• _Set task_: Below are the records; copy each line in them that holds the word "JSON".

— Start Available data —

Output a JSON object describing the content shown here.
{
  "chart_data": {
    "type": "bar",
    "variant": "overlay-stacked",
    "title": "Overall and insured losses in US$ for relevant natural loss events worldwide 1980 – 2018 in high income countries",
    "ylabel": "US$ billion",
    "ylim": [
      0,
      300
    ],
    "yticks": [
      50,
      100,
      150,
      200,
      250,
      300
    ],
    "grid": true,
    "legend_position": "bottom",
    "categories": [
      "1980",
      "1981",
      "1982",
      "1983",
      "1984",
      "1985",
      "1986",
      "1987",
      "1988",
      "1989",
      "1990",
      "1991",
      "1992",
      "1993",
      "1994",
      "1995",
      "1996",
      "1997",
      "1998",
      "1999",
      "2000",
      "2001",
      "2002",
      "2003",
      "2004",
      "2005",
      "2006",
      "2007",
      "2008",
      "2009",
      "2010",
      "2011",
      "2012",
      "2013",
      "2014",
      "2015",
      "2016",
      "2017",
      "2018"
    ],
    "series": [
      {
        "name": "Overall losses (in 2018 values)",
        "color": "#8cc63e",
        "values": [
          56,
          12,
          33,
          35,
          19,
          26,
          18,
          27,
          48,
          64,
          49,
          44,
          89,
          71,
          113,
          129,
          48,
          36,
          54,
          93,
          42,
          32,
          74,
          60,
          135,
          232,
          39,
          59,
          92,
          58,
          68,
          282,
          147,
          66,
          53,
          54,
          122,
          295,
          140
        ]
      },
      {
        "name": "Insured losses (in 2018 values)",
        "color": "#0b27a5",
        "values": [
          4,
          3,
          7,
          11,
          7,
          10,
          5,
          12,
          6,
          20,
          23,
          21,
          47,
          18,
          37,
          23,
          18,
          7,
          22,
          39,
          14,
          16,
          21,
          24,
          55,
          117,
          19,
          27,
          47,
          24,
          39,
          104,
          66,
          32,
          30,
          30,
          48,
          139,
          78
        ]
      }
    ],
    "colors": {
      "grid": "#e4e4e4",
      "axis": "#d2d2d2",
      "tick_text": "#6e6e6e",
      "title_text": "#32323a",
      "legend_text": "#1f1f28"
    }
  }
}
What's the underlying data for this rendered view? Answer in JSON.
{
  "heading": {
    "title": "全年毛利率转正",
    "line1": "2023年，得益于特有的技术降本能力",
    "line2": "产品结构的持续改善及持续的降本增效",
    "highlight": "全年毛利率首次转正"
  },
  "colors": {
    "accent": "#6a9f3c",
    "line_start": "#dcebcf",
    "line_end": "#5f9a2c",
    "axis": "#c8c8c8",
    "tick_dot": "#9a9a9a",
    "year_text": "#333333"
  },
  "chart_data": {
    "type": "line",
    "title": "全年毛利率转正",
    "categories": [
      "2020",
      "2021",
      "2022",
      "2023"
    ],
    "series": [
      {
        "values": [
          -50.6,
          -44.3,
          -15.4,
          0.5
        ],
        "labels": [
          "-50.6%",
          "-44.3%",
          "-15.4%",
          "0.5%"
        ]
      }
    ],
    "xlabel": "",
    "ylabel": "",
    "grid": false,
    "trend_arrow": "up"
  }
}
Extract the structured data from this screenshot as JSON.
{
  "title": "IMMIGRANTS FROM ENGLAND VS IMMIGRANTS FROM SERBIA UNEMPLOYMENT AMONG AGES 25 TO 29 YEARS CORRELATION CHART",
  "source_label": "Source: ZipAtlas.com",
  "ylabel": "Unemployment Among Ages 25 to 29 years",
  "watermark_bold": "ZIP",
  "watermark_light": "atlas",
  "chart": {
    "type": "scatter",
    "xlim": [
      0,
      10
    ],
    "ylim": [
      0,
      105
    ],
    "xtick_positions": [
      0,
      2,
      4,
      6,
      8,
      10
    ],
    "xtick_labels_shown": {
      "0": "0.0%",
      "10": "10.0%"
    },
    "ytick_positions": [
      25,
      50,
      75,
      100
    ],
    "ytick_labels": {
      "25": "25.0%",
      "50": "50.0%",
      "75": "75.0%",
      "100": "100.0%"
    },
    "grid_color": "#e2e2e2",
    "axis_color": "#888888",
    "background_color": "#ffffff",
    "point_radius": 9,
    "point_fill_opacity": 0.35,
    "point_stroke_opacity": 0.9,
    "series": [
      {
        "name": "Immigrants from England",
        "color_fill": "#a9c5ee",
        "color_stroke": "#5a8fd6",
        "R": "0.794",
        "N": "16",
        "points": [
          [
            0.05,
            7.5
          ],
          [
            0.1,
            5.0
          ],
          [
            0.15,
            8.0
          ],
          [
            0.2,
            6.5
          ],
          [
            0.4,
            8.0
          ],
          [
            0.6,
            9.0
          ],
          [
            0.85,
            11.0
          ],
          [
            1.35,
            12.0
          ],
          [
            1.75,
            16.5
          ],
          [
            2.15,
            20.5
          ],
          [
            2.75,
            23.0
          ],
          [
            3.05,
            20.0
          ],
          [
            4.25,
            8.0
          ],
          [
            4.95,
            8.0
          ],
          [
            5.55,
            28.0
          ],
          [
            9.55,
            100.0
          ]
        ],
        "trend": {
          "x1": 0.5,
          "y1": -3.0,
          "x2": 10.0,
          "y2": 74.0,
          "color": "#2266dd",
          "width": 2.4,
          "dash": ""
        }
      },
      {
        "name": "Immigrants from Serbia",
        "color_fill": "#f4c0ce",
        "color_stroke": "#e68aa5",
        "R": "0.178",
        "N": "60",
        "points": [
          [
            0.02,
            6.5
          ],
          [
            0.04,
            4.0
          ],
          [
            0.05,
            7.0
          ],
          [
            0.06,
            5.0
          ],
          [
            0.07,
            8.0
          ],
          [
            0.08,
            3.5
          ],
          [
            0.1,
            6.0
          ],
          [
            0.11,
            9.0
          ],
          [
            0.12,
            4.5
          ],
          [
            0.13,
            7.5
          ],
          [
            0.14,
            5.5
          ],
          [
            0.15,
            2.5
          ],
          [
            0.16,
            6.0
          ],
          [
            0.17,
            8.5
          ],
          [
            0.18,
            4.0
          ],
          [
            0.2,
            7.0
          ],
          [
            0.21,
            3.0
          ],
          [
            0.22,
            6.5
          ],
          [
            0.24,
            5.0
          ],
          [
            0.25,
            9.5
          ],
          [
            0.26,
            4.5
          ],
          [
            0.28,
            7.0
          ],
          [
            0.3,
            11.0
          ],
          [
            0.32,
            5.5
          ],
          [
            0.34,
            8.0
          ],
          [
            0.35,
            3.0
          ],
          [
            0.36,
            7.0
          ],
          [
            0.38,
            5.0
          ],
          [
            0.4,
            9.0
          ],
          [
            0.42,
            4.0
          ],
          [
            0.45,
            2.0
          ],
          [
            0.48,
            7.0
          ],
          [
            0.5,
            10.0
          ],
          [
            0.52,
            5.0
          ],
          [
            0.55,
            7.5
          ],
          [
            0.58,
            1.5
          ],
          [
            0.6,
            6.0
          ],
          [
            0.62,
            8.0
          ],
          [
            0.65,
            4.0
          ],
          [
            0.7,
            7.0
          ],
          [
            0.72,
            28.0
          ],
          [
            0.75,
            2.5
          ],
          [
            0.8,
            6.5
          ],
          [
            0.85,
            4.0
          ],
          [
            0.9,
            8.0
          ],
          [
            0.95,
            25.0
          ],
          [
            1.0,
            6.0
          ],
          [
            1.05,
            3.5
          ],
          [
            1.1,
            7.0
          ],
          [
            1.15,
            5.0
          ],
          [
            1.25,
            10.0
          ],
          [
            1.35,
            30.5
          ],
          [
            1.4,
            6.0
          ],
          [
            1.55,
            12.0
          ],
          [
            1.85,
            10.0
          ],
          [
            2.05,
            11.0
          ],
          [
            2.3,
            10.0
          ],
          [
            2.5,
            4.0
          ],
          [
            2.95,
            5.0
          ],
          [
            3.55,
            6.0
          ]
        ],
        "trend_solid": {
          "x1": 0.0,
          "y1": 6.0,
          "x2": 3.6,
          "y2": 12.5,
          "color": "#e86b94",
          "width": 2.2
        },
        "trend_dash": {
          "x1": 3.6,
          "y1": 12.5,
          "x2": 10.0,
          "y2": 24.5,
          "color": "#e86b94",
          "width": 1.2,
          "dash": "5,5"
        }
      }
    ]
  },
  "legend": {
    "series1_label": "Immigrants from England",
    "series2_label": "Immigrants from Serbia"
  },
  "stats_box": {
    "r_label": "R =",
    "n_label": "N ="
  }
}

— End Available data —

• _Result of the task_:
Output a JSON object describing the content shown here.
What's the underlying data for this rendered view? Answer in JSON.
Extract the structured data from this screenshot as JSON.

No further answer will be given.